'''

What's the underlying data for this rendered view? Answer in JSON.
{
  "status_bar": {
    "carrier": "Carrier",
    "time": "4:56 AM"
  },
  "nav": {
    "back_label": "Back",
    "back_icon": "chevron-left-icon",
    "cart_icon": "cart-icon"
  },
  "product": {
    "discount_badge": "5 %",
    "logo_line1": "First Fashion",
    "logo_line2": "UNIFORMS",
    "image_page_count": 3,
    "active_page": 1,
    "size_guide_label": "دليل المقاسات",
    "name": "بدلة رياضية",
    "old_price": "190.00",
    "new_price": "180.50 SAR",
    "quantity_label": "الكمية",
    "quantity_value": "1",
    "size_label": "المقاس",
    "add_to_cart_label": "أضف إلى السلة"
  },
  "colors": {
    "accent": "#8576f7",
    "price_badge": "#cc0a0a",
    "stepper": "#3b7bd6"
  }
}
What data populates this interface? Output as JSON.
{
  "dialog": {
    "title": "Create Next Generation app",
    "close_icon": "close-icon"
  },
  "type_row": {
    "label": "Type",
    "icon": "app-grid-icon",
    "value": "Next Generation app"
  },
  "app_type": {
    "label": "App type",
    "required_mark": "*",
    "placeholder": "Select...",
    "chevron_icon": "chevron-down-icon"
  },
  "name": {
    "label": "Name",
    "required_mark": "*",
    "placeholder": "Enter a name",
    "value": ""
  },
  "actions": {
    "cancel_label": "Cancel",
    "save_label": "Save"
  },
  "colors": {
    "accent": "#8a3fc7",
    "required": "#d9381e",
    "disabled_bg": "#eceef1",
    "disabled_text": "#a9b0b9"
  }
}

'''

Instructions to follow: Using the records above, please retype only the run of lines from the line holding "What data populates" through the last line, both ends included.

Solution below:
What data populates this interface? Output as JSON.
{
  "dialog": {
    "title": "Create Next Generation app",
    "close_icon": "close-icon"
  },
  "type_row": {
    "label": "Type",
    "icon": "app-grid-icon",
    "value": "Next Generation app"
  },
  "app_type": {
    "label": "App type",
    "required_mark": "*",
    "placeholder": "Select...",
    "chevron_icon": "chevron-down-icon"
  },
  "name": {
    "label": "Name",
    "required_mark": "*",
    "placeholder": "Enter a name",
    "value": ""
  },
  "actions": {
    "cancel_label": "Cancel",
    "save_label": "Save"
  },
  "colors": {
    "accent": "#8a3fc7",
    "required": "#d9381e",
    "disabled_bg": "#eceef1",
    "disabled_text": "#a9b0b9"
  }
}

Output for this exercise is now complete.